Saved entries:
• • • •

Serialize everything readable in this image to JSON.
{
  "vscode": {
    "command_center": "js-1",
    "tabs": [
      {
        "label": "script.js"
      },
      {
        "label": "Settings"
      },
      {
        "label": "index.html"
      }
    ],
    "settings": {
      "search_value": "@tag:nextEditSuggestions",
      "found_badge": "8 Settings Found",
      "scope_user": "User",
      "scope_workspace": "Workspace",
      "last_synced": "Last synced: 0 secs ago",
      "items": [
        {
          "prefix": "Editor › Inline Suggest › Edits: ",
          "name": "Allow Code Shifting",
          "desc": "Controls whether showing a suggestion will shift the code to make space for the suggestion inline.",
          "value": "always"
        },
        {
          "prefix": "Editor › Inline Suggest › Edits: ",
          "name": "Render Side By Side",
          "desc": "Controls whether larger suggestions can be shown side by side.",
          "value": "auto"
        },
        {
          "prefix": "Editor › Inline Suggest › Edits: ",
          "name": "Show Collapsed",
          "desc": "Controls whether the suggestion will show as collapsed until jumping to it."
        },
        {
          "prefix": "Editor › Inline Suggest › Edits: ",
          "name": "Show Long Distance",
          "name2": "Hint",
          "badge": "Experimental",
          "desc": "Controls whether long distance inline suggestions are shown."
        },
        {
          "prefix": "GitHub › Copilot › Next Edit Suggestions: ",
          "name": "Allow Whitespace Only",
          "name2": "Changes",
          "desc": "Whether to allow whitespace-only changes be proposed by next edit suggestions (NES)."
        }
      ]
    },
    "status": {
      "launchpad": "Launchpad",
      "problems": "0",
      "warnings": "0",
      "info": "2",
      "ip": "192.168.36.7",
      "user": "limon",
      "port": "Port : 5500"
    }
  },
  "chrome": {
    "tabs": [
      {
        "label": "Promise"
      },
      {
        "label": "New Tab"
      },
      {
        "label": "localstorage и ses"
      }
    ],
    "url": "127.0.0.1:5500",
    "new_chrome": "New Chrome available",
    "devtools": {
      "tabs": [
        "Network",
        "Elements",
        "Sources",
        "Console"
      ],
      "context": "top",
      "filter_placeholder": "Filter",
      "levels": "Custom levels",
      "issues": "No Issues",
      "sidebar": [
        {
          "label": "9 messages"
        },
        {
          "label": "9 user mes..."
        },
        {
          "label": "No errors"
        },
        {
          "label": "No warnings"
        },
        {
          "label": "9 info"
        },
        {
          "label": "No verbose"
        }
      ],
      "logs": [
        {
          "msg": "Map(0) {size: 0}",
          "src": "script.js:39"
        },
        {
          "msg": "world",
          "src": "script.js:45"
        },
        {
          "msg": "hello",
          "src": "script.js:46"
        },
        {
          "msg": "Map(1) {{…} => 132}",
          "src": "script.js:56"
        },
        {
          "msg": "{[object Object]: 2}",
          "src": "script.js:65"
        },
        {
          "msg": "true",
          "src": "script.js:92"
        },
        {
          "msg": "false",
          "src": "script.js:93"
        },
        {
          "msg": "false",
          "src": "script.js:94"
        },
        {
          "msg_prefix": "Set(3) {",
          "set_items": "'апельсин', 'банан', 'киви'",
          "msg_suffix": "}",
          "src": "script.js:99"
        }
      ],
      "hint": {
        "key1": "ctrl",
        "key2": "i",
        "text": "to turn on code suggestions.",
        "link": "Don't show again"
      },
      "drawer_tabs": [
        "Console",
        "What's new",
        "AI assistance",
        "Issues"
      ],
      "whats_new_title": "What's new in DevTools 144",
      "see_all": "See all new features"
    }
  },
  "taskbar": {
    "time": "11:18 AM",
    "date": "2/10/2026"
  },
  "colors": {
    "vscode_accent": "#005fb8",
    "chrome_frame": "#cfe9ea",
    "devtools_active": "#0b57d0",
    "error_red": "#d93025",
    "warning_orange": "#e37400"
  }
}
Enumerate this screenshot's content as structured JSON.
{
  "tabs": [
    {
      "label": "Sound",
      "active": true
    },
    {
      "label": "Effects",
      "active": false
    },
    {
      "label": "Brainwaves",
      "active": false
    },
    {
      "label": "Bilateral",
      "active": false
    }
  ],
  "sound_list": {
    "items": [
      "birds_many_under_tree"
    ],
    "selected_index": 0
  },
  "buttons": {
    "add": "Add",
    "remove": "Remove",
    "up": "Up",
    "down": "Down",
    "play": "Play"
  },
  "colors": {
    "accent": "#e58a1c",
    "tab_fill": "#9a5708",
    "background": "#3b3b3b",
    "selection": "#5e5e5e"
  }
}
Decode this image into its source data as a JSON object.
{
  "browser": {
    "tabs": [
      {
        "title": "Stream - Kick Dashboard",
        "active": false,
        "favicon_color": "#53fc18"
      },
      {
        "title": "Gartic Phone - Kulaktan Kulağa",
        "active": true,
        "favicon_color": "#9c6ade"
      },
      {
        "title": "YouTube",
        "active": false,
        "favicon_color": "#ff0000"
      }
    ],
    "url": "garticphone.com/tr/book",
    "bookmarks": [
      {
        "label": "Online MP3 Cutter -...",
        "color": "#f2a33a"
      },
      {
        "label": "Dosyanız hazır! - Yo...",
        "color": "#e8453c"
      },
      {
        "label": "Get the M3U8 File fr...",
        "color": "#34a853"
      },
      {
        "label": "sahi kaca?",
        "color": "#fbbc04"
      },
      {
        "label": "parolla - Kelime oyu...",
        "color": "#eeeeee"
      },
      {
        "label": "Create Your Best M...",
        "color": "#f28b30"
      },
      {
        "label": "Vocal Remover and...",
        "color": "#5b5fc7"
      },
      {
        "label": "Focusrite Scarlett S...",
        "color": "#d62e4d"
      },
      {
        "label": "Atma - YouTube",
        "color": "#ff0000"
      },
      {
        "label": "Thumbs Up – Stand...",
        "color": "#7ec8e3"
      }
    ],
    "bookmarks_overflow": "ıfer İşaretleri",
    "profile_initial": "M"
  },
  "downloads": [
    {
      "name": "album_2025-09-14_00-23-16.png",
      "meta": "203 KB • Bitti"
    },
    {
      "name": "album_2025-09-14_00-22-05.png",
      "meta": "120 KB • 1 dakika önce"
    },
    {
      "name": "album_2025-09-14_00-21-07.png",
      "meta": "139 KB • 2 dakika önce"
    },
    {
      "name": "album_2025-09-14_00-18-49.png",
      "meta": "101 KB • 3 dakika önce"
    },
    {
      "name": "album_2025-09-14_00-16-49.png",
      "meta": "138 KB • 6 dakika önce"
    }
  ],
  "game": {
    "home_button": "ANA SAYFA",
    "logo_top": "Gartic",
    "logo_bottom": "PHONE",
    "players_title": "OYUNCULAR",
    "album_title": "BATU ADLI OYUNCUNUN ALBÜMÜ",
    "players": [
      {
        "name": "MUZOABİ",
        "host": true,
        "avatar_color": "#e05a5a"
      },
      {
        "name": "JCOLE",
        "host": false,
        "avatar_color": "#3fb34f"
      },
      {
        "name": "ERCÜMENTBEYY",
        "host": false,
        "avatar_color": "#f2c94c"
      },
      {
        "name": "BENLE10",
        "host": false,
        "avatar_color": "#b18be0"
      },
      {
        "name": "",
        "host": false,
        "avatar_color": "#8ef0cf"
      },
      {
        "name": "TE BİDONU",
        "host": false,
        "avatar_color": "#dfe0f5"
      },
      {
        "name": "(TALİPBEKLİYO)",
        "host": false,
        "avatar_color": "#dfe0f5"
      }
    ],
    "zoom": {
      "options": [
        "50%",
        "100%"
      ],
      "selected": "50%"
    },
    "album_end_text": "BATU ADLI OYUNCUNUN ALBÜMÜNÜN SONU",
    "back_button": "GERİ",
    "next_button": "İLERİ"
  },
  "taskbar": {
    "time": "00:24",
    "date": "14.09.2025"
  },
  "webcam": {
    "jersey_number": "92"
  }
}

• • • •

Reproduce all data above, unchanged.

Serialize everything readable in this image to JSON.
{
  "vscode": {
    "command_center": "js-1",
    "tabs": [
      {
        "label": "script.js"
      },
      {
        "label": "Settings"
      },
      {
        "label": "index.html"
      }
    ],
    "settings": {
      "search_value": "@tag:nextEditSuggestions",
      "found_badge": "8 Settings Found",
      "scope_user": "User",
      "scope_workspace": "Workspace",
      "last_synced": "Last synced: 0 secs ago",
      "items": [
        {
          "prefix": "Editor › Inline Suggest › Edits: ",
          "name": "Allow Code Shifting",
          "desc": "Controls whether showing a suggestion will shift the code to make space for the suggestion inline.",
          "value": "always"
        },
        {
          "prefix": "Editor › Inline Suggest › Edits: ",
          "name": "Render Side By Side",
          "desc": "Controls whether larger suggestions can be shown side by side.",
          "value": "auto"
        },
        {
          "prefix": "Editor › Inline Suggest › Edits: ",
          "name": "Show Collapsed",
          "desc": "Controls whether the suggestion will show as collapsed until jumping to it."
        },
        {
          "prefix": "Editor › Inline Suggest › Edits: ",
          "name": "Show Long Distance",
          "name2": "Hint",
          "badge": "Experimental",
          "desc": "Controls whether long distance inline suggestions are shown."
        },
        {
          "prefix": "GitHub › Copilot › Next Edit Suggestions: ",
          "name": "Allow Whitespace Only",
          "name2": "Changes",
          "desc": "Whether to allow whitespace-only changes be proposed by next edit suggestions (NES)."
        }
      ]
    },
    "status": {
      "launchpad": "Launchpad",
      "problems": "0",
      "warnings": "0",
      "info": "2",
      "ip": "192.168.36.7",
      "user": "limon",
      "port": "Port : 5500"
    }
  },
  "chrome": {
    "tabs": [
      {
        "label": "Promise"
      },
      {
        "label": "New Tab"
      },
      {
        "label": "localstorage и ses"
      }
    ],
    "url": "127.0.0.1:5500",
    "new_chrome": "New Chrome available",
    "devtools": {
      "tabs": [
        "Network",
        "Elements",
        "Sources",
        "Console"
      ],
      "context": "top",
      "filter_placeholder": "Filter",
      "levels": "Custom levels",
      "issues": "No Issues",
      "sidebar": [
        {
          "label": "9 messages"
        },
        {
          "label": "9 user mes..."
        },
        {
          "label": "No errors"
        },
        {
          "label": "No warnings"
        },
        {
          "label": "9 info"
        },
        {
          "label": "No verbose"
        }
      ],
      "logs": [
        {
          "msg": "Map(0) {size: 0}",
          "src": "script.js:39"
        },
        {
          "msg": "world",
          "src": "script.js:45"
        },
        {
          "msg": "hello",
          "src": "script.js:46"
        },
        {
          "msg": "Map(1) {{…} => 132}",
          "src": "script.js:56"
        },
        {
          "msg": "{[object Object]: 2}",
          "src": "script.js:65"
        },
        {
          "msg": "true",
          "src": "script.js:92"
        },
        {
          "msg": "false",
          "src": "script.js:93"
        },
        {
          "msg": "false",
          "src": "script.js:94"
        },
        {
          "msg_prefix": "Set(3) {",
          "set_items": "'апельсин', 'банан', 'киви'",
          "msg_suffix": "}",
          "src": "script.js:99"
        }
      ],
      "hint": {
        "key1": "ctrl",
        "key2": "i",
        "text": "to turn on code suggestions.",
        "link": "Don't show again"
      },
      "drawer_tabs": [
        "Console",
        "What's new",
        "AI assistance",
        "Issues"
      ],
      "whats_new_title": "What's new in DevTools 144",
      "see_all": "See all new features"
    }
  },
  "taskbar": {
    "time": "11:18 AM",
    "date": "2/10/2026"
  },
  "colors": {
    "vscode_accent": "#005fb8",
    "chrome_frame": "#cfe9ea",
    "devtools_active": "#0b57d0",
    "error_red": "#d93025",
    "warning_orange": "#e37400"
  }
}
Enumerate this screenshot's content as structured JSON.
{
  "tabs": [
    {
      "label": "Sound",
      "active": true
    },
    {
      "label": "Effects",
      "active": false
    },
    {
      "label": "Brainwaves",
      "active": false
    },
    {
      "label": "Bilateral",
      "active": false
    }
  ],
  "sound_list": {
    "items": [
      "birds_many_under_tree"
    ],
    "selected_index": 0
  },
  "buttons": {
    "add": "Add",
    "remove": "Remove",
    "up": "Up",
    "down": "Down",
    "play": "Play"
  },
  "colors": {
    "accent": "#e58a1c",
    "tab_fill": "#9a5708",
    "background": "#3b3b3b",
    "selection": "#5e5e5e"
  }
}
Decode this image into its source data as a JSON object.
{
  "browser": {
    "tabs": [
      {
        "title": "Stream - Kick Dashboard",
        "active": false,
        "favicon_color": "#53fc18"
      },
      {
        "title": "Gartic Phone - Kulaktan Kulağa",
        "active": true,
        "favicon_color": "#9c6ade"
      },
      {
        "title": "YouTube",
        "active": false,
        "favicon_color": "#ff0000"
      }
    ],
    "url": "garticphone.com/tr/book",
    "bookmarks": [
      {
        "label": "Online MP3 Cutter -...",
        "color": "#f2a33a"
      },
      {
        "label": "Dosyanız hazır! - Yo...",
        "color": "#e8453c"
      },
      {
        "label": "Get the M3U8 File fr...",
        "color": "#34a853"
      },
      {
        "label": "sahi kaca?",
        "color": "#fbbc04"
      },
      {
        "label": "parolla - Kelime oyu...",
        "color": "#eeeeee"
      },
      {
        "label": "Create Your Best M...",
        "color": "#f28b30"
      },
      {
        "label": "Vocal Remover and...",
        "color": "#5b5fc7"
      },
      {
        "label": "Focusrite Scarlett S...",
        "color": "#d62e4d"
      },
      {
        "label": "Atma - YouTube",
        "color": "#ff0000"
      },
      {
        "label": "Thumbs Up – Stand...",
        "color": "#7ec8e3"
      }
    ],
    "bookmarks_overflow": "ıfer İşaretleri",
    "profile_initial": "M"
  },
  "downloads": [
    {
      "name": "album_2025-09-14_00-23-16.png",
      "meta": "203 KB • Bitti"
    },
    {
      "name": "album_2025-09-14_00-22-05.png",
      "meta": "120 KB • 1 dakika önce"
    },
    {
      "name": "album_2025-09-14_00-21-07.png",
      "meta": "139 KB • 2 dakika önce"
    },
    {
      "name": "album_2025-09-14_00-18-49.png",
      "meta": "101 KB • 3 dakika önce"
    },
    {
      "name": "album_2025-09-14_00-16-49.png",
      "meta": "138 KB • 6 dakika önce"
    }
  ],
  "game": {
    "home_button": "ANA SAYFA",
    "logo_top": "Gartic",
    "logo_bottom": "PHONE",
    "players_title": "OYUNCULAR",
    "album_title": "BATU ADLI OYUNCUNUN ALBÜMÜ",
    "players": [
      {
        "name": "MUZOABİ",
        "host": true,
        "avatar_color": "#e05a5a"
      },
      {
        "name": "JCOLE",
        "host": false,
        "avatar_color": "#3fb34f"
      },
      {
        "name": "ERCÜMENTBEYY",
        "host": false,
        "avatar_color": "#f2c94c"
      },
      {
        "name": "BENLE10",
        "host": false,
        "avatar_color": "#b18be0"
      },
      {
        "name": "",
        "host": false,
        "avatar_color": "#8ef0cf"
      },
      {
        "name": "TE BİDONU",
        "host": false,
        "avatar_color": "#dfe0f5"
      },
      {
        "name": "(TALİPBEKLİYO)",
        "host": false,
        "avatar_color": "#dfe0f5"
      }
    ],
    "zoom": {
      "options": [
        "50%",
        "100%"
      ],
      "selected": "50%"
    },
    "album_end_text": "BATU ADLI OYUNCUNUN ALBÜMÜNÜN SONU",
    "back_button": "GERİ",
    "next_button": "İLERİ"
  },
  "taskbar": {
    "time": "00:24",
    "date": "14.09.2025"
  },
  "webcam": {
    "jersey_number": "92"
  }
}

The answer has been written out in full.